Dataset rows about figures
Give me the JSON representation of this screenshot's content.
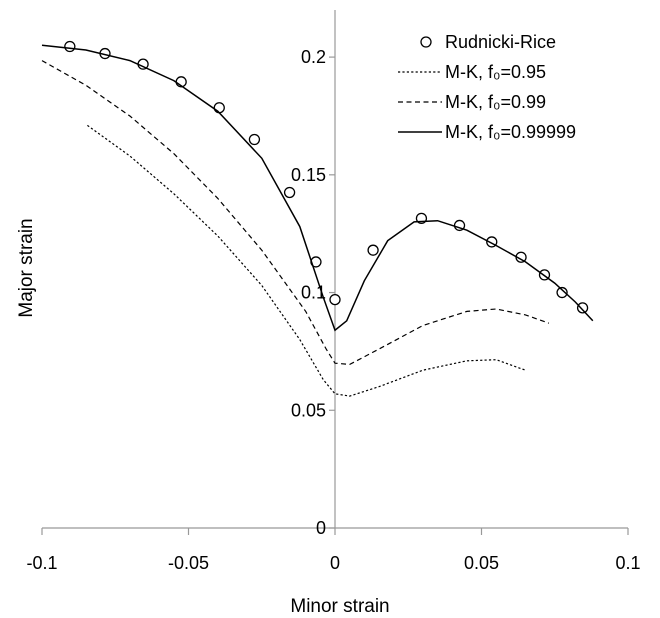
{
  "chart_data": {
    "type": "line",
    "xlabel": "Minor strain",
    "ylabel": "Major strain",
    "xlim": [
      -0.1,
      0.1
    ],
    "ylim": [
      0,
      0.22
    ],
    "x_ticks": [
      -0.1,
      -0.05,
      0,
      0.05,
      0.1
    ],
    "x_tick_labels": [
      "-0.1",
      "-0.05",
      "0",
      "0.05",
      "0.1"
    ],
    "y_ticks": [
      0,
      0.05,
      0.1,
      0.15,
      0.2
    ],
    "y_tick_labels": [
      "0",
      "0.05",
      "0.1",
      "0.15",
      "0.2"
    ],
    "grid": false,
    "legend_position": "top-right",
    "series": [
      {
        "name": "Rudnicki-Rice",
        "style": "markers-circle",
        "points": [
          [
            -0.0905,
            0.2045
          ],
          [
            -0.0785,
            0.2015
          ],
          [
            -0.0655,
            0.197
          ],
          [
            -0.0525,
            0.1895
          ],
          [
            -0.0395,
            0.1785
          ],
          [
            -0.0275,
            0.165
          ],
          [
            -0.0155,
            0.1425
          ],
          [
            -0.0065,
            0.113
          ],
          [
            0.0,
            0.097
          ],
          [
            0.013,
            0.118
          ],
          [
            0.0295,
            0.1315
          ],
          [
            0.0425,
            0.1285
          ],
          [
            0.0535,
            0.1215
          ],
          [
            0.0635,
            0.115
          ],
          [
            0.0715,
            0.1075
          ],
          [
            0.0775,
            0.1
          ],
          [
            0.0845,
            0.0935
          ]
        ]
      },
      {
        "name": "M-K, f₀=0.95",
        "style": "dotted",
        "points": [
          [
            -0.0845,
            0.171
          ],
          [
            -0.07,
            0.158
          ],
          [
            -0.055,
            0.142
          ],
          [
            -0.04,
            0.124
          ],
          [
            -0.025,
            0.103
          ],
          [
            -0.012,
            0.08
          ],
          [
            -0.004,
            0.063
          ],
          [
            0.0,
            0.057
          ],
          [
            0.005,
            0.056
          ],
          [
            0.015,
            0.06
          ],
          [
            0.03,
            0.067
          ],
          [
            0.045,
            0.071
          ],
          [
            0.055,
            0.0715
          ],
          [
            0.065,
            0.067
          ]
        ]
      },
      {
        "name": "M-K, f₀=0.99",
        "style": "dashed",
        "points": [
          [
            -0.1,
            0.1985
          ],
          [
            -0.085,
            0.188
          ],
          [
            -0.07,
            0.175
          ],
          [
            -0.055,
            0.159
          ],
          [
            -0.04,
            0.14
          ],
          [
            -0.025,
            0.118
          ],
          [
            -0.01,
            0.092
          ],
          [
            -0.003,
            0.076
          ],
          [
            0.0,
            0.07
          ],
          [
            0.005,
            0.0695
          ],
          [
            0.015,
            0.076
          ],
          [
            0.03,
            0.086
          ],
          [
            0.045,
            0.092
          ],
          [
            0.055,
            0.093
          ],
          [
            0.065,
            0.0905
          ],
          [
            0.073,
            0.087
          ]
        ]
      },
      {
        "name": "M-K, f₀=0.99999",
        "style": "solid",
        "points": [
          [
            -0.1,
            0.205
          ],
          [
            -0.085,
            0.203
          ],
          [
            -0.07,
            0.1985
          ],
          [
            -0.055,
            0.19
          ],
          [
            -0.04,
            0.177
          ],
          [
            -0.025,
            0.157
          ],
          [
            -0.012,
            0.128
          ],
          [
            -0.004,
            0.098
          ],
          [
            0.0,
            0.084
          ],
          [
            0.004,
            0.088
          ],
          [
            0.01,
            0.105
          ],
          [
            0.018,
            0.122
          ],
          [
            0.027,
            0.13
          ],
          [
            0.035,
            0.1305
          ],
          [
            0.045,
            0.1265
          ],
          [
            0.055,
            0.12
          ],
          [
            0.065,
            0.113
          ],
          [
            0.075,
            0.104
          ],
          [
            0.082,
            0.096
          ],
          [
            0.088,
            0.088
          ]
        ]
      }
    ]
  }
}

Aim of the exercise: Keep the pictures out and write out the records exactly.

Worked answer:
Give me the JSON representation of this screenshot's content.
{
  "chart_data": {
    "type": "line",
    "xlabel": "Minor strain",
    "ylabel": "Major strain",
    "xlim": [
      -0.1,
      0.1
    ],
    "ylim": [
      0,
      0.22
    ],
    "x_ticks": [
      -0.1,
      -0.05,
      0,
      0.05,
      0.1
    ],
    "x_tick_labels": [
      "-0.1",
      "-0.05",
      "0",
      "0.05",
      "0.1"
    ],
    "y_ticks": [
      0,
      0.05,
      0.1,
      0.15,
      0.2
    ],
    "y_tick_labels": [
      "0",
      "0.05",
      "0.1",
      "0.15",
      "0.2"
    ],
    "grid": false,
    "legend_position": "top-right",
    "series": [
      {
        "name": "Rudnicki-Rice",
        "style": "markers-circle",
        "points": [
          [
            -0.0905,
            0.2045
          ],
          [
            -0.0785,
            0.2015
          ],
          [
            -0.0655,
            0.197
          ],
          [
            -0.0525,
            0.1895
          ],
          [
            -0.0395,
            0.1785
          ],
          [
            -0.0275,
            0.165
          ],
          [
            -0.0155,
            0.1425
          ],
          [
            -0.0065,
            0.113
          ],
          [
            0.0,
            0.097
          ],
          [
            0.013,
            0.118
          ],
          [
            0.0295,
            0.1315
          ],
          [
            0.0425,
            0.1285
          ],
          [
            0.0535,
            0.1215
          ],
          [
            0.0635,
            0.115
          ],
          [
            0.0715,
            0.1075
          ],
          [
            0.0775,
            0.1
          ],
          [
            0.0845,
            0.0935
          ]
        ]
      },
      {
        "name": "M-K, f₀=0.95",
        "style": "dotted",
        "points": [
          [
            -0.0845,
            0.171
          ],
          [
            -0.07,
            0.158
          ],
          [
            -0.055,
            0.142
          ],
          [
            -0.04,
            0.124
          ],
          [
            -0.025,
            0.103
          ],
          [
            -0.012,
            0.08
          ],
          [
            -0.004,
            0.063
          ],
          [
            0.0,
            0.057
          ],
          [
            0.005,
            0.056
          ],
          [
            0.015,
            0.06
          ],
          [
            0.03,
            0.067
          ],
          [
            0.045,
            0.071
          ],
          [
            0.055,
            0.0715
          ],
          [
            0.065,
            0.067
          ]
        ]
      },
      {
        "name": "M-K, f₀=0.99",
        "style": "dashed",
        "points": [
          [
            -0.1,
            0.1985
          ],
          [
            -0.085,
            0.188
          ],
          [
            -0.07,
            0.175
          ],
          [
            -0.055,
            0.159
          ],
          [
            -0.04,
            0.14
          ],
          [
            -0.025,
            0.118
          ],
          [
            -0.01,
            0.092
          ],
          [
            -0.003,
            0.076
          ],
          [
            0.0,
            0.07
          ],
          [
            0.005,
            0.0695
          ],
          [
            0.015,
            0.076
          ],
          [
            0.03,
            0.086
          ],
          [
            0.045,
            0.092
          ],
          [
            0.055,
            0.093
          ],
          [
            0.065,
            0.0905
          ],
          [
            0.073,
            0.087
          ]
        ]
      },
      {
        "name": "M-K, f₀=0.99999",
        "style": "solid",
        "points": [
          [
            -0.1,
            0.205
          ],
          [
            -0.085,
            0.203
          ],
          [
            -0.07,
            0.1985
          ],
          [
            -0.055,
            0.19
          ],
          [
            -0.04,
            0.177
          ],
          [
            -0.025,
            0.157
          ],
          [
            -0.012,
            0.128
          ],
          [
            -0.004,
            0.098
          ],
          [
            0.0,
            0.084
          ],
          [
            0.004,
            0.088
          ],
          [
            0.01,
            0.105
          ],
          [
            0.018,
            0.122
          ],
          [
            0.027,
            0.13
          ],
          [
            0.035,
            0.1305
          ],
          [
            0.045,
            0.1265
          ],
          [
            0.055,
            0.12
          ],
          [
            0.065,
            0.113
          ],
          [
            0.075,
            0.104
          ],
          [
            0.082,
            0.096
          ],
          [
            0.088,
            0.088
          ]
        ]
      }
    ]
  }
}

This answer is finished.